*Stated problem*:
Identify and copy all lines of the material where the string "name" is found.

*Recorded information*:
_____
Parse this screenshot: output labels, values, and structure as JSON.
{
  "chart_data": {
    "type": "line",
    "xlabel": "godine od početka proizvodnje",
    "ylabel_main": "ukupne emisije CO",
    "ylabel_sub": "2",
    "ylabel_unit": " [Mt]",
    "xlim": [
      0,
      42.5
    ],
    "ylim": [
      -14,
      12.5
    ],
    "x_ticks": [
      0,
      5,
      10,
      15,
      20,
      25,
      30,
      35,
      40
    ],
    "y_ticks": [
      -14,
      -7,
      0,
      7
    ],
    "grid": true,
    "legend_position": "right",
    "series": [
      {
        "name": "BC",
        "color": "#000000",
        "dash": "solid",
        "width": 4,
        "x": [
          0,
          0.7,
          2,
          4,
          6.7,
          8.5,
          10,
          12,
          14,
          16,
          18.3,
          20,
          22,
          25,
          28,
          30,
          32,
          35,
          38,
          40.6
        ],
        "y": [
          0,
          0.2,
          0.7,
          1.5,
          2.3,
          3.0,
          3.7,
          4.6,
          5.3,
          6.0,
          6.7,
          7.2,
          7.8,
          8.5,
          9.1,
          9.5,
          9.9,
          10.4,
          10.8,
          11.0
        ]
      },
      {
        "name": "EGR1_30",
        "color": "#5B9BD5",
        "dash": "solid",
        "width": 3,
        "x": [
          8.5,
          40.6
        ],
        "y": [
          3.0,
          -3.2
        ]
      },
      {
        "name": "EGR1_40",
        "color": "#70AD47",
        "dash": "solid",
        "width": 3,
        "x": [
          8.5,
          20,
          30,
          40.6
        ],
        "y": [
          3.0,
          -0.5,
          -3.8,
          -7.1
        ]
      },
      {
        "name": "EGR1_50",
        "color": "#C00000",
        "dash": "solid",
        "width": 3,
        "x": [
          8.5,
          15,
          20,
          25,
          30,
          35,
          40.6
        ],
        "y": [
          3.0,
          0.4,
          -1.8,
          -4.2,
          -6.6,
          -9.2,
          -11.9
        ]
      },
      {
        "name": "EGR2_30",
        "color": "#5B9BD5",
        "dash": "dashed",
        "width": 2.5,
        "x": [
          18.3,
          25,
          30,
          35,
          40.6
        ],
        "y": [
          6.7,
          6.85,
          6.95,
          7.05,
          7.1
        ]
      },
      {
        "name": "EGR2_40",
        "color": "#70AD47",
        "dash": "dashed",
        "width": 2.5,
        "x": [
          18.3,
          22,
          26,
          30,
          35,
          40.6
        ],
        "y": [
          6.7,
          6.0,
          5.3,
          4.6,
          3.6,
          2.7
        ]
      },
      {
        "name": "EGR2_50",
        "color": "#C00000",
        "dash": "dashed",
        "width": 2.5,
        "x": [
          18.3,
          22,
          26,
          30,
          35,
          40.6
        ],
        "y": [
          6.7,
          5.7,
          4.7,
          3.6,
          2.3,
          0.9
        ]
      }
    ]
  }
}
_____
*Finished exercise*:
        "name": "BC",
        "name": "EGR1_30",
        "name": "EGR1_40",
        "name": "EGR1_50",
        "name": "EGR2_30",
        "name": "EGR2_40",
        "name": "EGR2_50",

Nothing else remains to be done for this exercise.